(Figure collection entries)
━━━━━━━━━━━━━━━━

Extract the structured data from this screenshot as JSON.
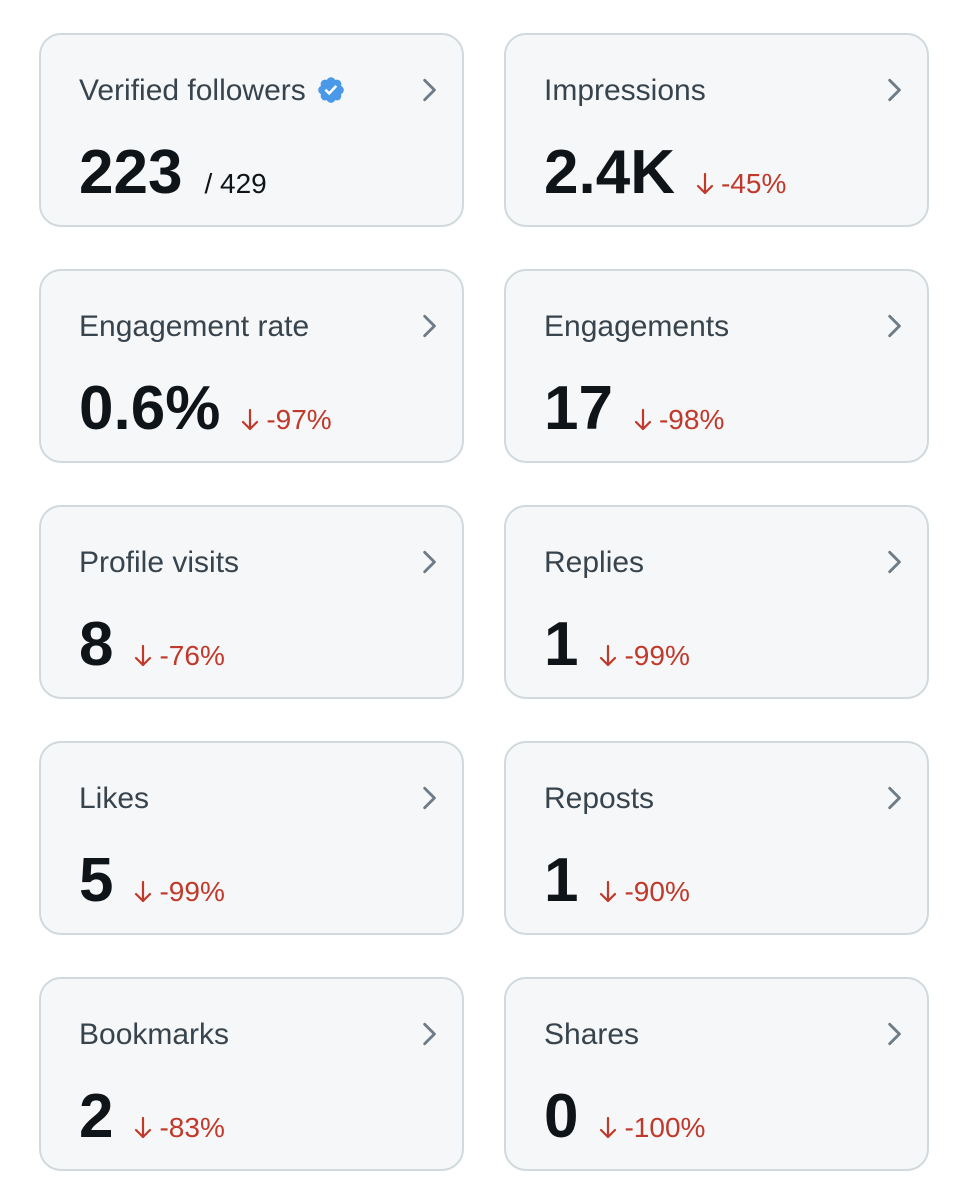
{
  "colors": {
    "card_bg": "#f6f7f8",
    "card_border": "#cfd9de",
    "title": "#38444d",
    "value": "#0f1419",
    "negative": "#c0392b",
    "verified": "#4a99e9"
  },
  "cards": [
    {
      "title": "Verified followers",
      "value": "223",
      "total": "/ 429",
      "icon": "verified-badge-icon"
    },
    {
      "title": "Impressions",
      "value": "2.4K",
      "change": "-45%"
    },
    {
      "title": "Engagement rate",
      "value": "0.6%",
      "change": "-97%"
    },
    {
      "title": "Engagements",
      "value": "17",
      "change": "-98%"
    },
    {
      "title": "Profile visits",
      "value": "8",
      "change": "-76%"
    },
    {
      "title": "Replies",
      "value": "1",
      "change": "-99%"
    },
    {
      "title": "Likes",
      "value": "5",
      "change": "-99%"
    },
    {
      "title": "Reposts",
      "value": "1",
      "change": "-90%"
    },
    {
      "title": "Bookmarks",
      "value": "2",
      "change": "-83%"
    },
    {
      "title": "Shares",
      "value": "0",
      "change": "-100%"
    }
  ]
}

━━━━━━━━━━━━━━━━

Task statement —
In the listing above, find each line with the word "change" and copy it.

Written answer —
      "change": "-45%"
      "change": "-97%"
      "change": "-98%"
      "change": "-76%"
      "change": "-99%"
      "change": "-99%"
      "change": "-90%"
      "change": "-83%"
      "change": "-100%"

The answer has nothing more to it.